**Written instruction**:
Give the material once more, word for word, without any images.

A run of records:
════════════════════

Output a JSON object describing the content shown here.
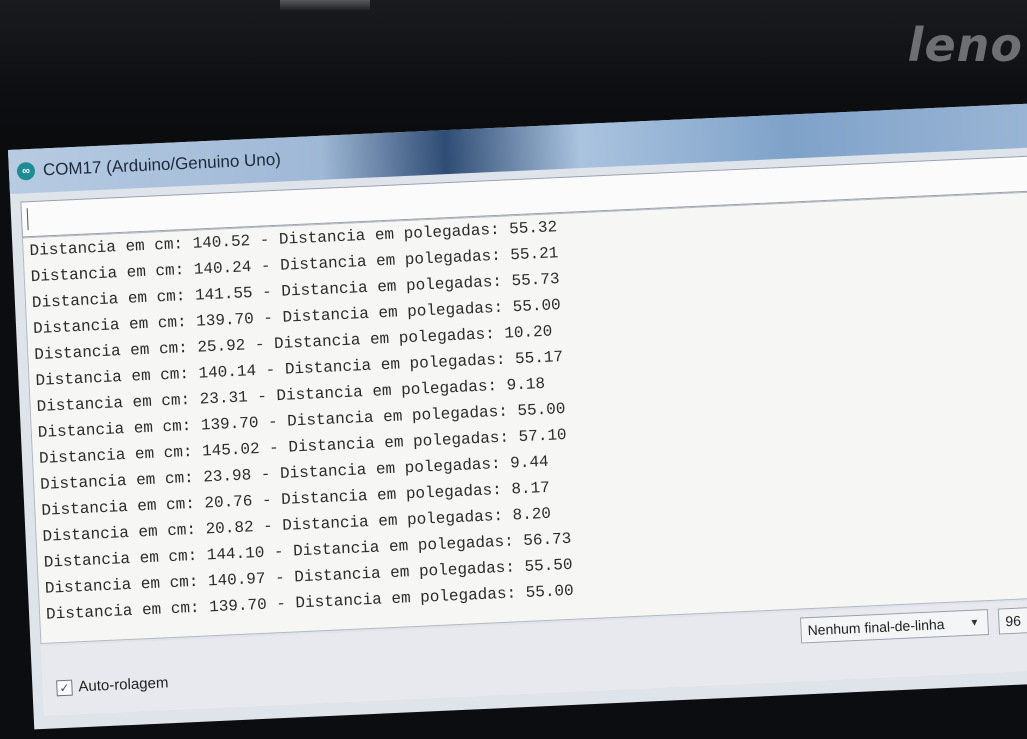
{
  "monitor": {
    "brand": "leno"
  },
  "window": {
    "title": "COM17 (Arduino/Genuino Uno)",
    "icon": "arduino-infinity-icon"
  },
  "send": {
    "value": ""
  },
  "output": {
    "lines": [
      "Distancia em cm: 140.52 - Distancia em polegadas: 55.32",
      "Distancia em cm: 140.24 - Distancia em polegadas: 55.21",
      "Distancia em cm: 141.55 - Distancia em polegadas: 55.73",
      "Distancia em cm: 139.70 - Distancia em polegadas: 55.00",
      "Distancia em cm: 25.92 - Distancia em polegadas: 10.20",
      "Distancia em cm: 140.14 - Distancia em polegadas: 55.17",
      "Distancia em cm: 23.31 - Distancia em polegadas: 9.18",
      "Distancia em cm: 139.70 - Distancia em polegadas: 55.00",
      "Distancia em cm: 145.02 - Distancia em polegadas: 57.10",
      "Distancia em cm: 23.98 - Distancia em polegadas: 9.44",
      "Distancia em cm: 20.76 - Distancia em polegadas: 8.17",
      "Distancia em cm: 20.82 - Distancia em polegadas: 8.20",
      "Distancia em cm: 144.10 - Distancia em polegadas: 56.73",
      "Distancia em cm: 140.97 - Distancia em polegadas: 55.50",
      "Distancia em cm: 139.70 - Distancia em polegadas: 55.00"
    ]
  },
  "bottom": {
    "autoscroll_label": "Auto-rolagem",
    "autoscroll_checked": true,
    "line_ending": "Nenhum final-de-linha",
    "baud": "96"
  }
}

════════════════════

**Exercise answer**:
Output a JSON object describing the content shown here.
{
  "monitor": {
    "brand": "leno"
  },
  "window": {
    "title": "COM17 (Arduino/Genuino Uno)",
    "icon": "arduino-infinity-icon"
  },
  "send": {
    "value": ""
  },
  "output": {
    "lines": [
      "Distancia em cm: 140.52 - Distancia em polegadas: 55.32",
      "Distancia em cm: 140.24 - Distancia em polegadas: 55.21",
      "Distancia em cm: 141.55 - Distancia em polegadas: 55.73",
      "Distancia em cm: 139.70 - Distancia em polegadas: 55.00",
      "Distancia em cm: 25.92 - Distancia em polegadas: 10.20",
      "Distancia em cm: 140.14 - Distancia em polegadas: 55.17",
      "Distancia em cm: 23.31 - Distancia em polegadas: 9.18",
      "Distancia em cm: 139.70 - Distancia em polegadas: 55.00",
      "Distancia em cm: 145.02 - Distancia em polegadas: 57.10",
      "Distancia em cm: 23.98 - Distancia em polegadas: 9.44",
      "Distancia em cm: 20.76 - Distancia em polegadas: 8.17",
      "Distancia em cm: 20.82 - Distancia em polegadas: 8.20",
      "Distancia em cm: 144.10 - Distancia em polegadas: 56.73",
      "Distancia em cm: 140.97 - Distancia em polegadas: 55.50",
      "Distancia em cm: 139.70 - Distancia em polegadas: 55.00"
    ]
  },
  "bottom": {
    "autoscroll_label": "Auto-rolagem",
    "autoscroll_checked": true,
    "line_ending": "Nenhum final-de-linha",
    "baud": "96"
  }
}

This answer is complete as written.